Exercise directions
Repeat, exactly and in full, the lines of the listing below, but without any pictures.

Supplied material
begin

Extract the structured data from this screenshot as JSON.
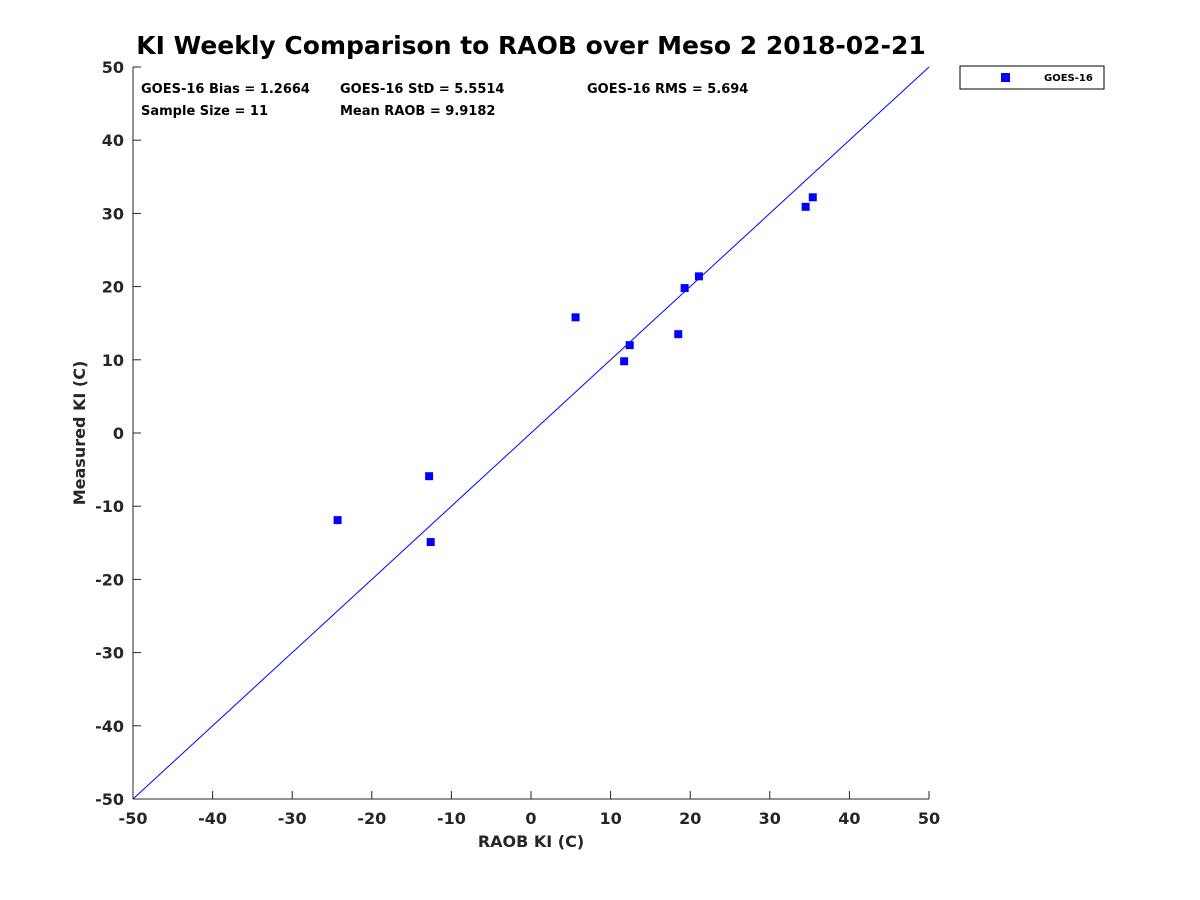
{
  "chart_data": {
    "type": "scatter",
    "title": "KI Weekly Comparison to RAOB over Meso 2 2018-02-21",
    "xlabel": "RAOB KI (C)",
    "ylabel": "Measured KI (C)",
    "xlim": [
      -50,
      50
    ],
    "ylim": [
      -50,
      50
    ],
    "xticks": [
      "-50",
      "-40",
      "-30",
      "-20",
      "-10",
      "0",
      "10",
      "20",
      "30",
      "40",
      "50"
    ],
    "yticks": [
      "50",
      "40",
      "30",
      "20",
      "10",
      "0",
      "-10",
      "-20",
      "-30",
      "-40",
      "-50"
    ],
    "xtick_values": [
      -50,
      -40,
      -30,
      -20,
      -10,
      0,
      10,
      20,
      30,
      40,
      50
    ],
    "ytick_values": [
      50,
      40,
      30,
      20,
      10,
      0,
      -10,
      -20,
      -30,
      -40,
      -50
    ],
    "grid": false,
    "reference_line": {
      "description": "1:1 line",
      "from": [
        -50,
        -50
      ],
      "to": [
        50,
        50
      ],
      "color": "#0000ff"
    },
    "series": [
      {
        "name": "GOES-16",
        "color": "#0000ff",
        "marker": "square",
        "x": [
          -24.3,
          -12.8,
          -12.6,
          5.6,
          11.7,
          12.4,
          18.5,
          19.3,
          21.1,
          34.5,
          35.4
        ],
        "y": [
          -11.9,
          -5.9,
          -14.9,
          15.8,
          9.8,
          12.0,
          13.5,
          19.8,
          21.4,
          30.9,
          32.2
        ]
      }
    ],
    "legend": {
      "placement": "outside-top-right",
      "entries": [
        "GOES-16"
      ]
    },
    "stats": {
      "bias": "GOES-16 Bias = 1.2664",
      "std": "GOES-16 StD = 5.5514",
      "rms": "GOES-16 RMS = 5.694",
      "sample_size": "Sample Size = 11",
      "mean_raob": "Mean RAOB = 9.9182"
    }
  }
}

end

Finished task
Extract the structured data from this screenshot as JSON.
{
  "chart_data": {
    "type": "scatter",
    "title": "KI Weekly Comparison to RAOB over Meso 2 2018-02-21",
    "xlabel": "RAOB KI (C)",
    "ylabel": "Measured KI (C)",
    "xlim": [
      -50,
      50
    ],
    "ylim": [
      -50,
      50
    ],
    "xticks": [
      "-50",
      "-40",
      "-30",
      "-20",
      "-10",
      "0",
      "10",
      "20",
      "30",
      "40",
      "50"
    ],
    "yticks": [
      "50",
      "40",
      "30",
      "20",
      "10",
      "0",
      "-10",
      "-20",
      "-30",
      "-40",
      "-50"
    ],
    "xtick_values": [
      -50,
      -40,
      -30,
      -20,
      -10,
      0,
      10,
      20,
      30,
      40,
      50
    ],
    "ytick_values": [
      50,
      40,
      30,
      20,
      10,
      0,
      -10,
      -20,
      -30,
      -40,
      -50
    ],
    "grid": false,
    "reference_line": {
      "description": "1:1 line",
      "from": [
        -50,
        -50
      ],
      "to": [
        50,
        50
      ],
      "color": "#0000ff"
    },
    "series": [
      {
        "name": "GOES-16",
        "color": "#0000ff",
        "marker": "square",
        "x": [
          -24.3,
          -12.8,
          -12.6,
          5.6,
          11.7,
          12.4,
          18.5,
          19.3,
          21.1,
          34.5,
          35.4
        ],
        "y": [
          -11.9,
          -5.9,
          -14.9,
          15.8,
          9.8,
          12.0,
          13.5,
          19.8,
          21.4,
          30.9,
          32.2
        ]
      }
    ],
    "legend": {
      "placement": "outside-top-right",
      "entries": [
        "GOES-16"
      ]
    },
    "stats": {
      "bias": "GOES-16 Bias = 1.2664",
      "std": "GOES-16 StD = 5.5514",
      "rms": "GOES-16 RMS = 5.694",
      "sample_size": "Sample Size = 11",
      "mean_raob": "Mean RAOB = 9.9182"
    }
  }
}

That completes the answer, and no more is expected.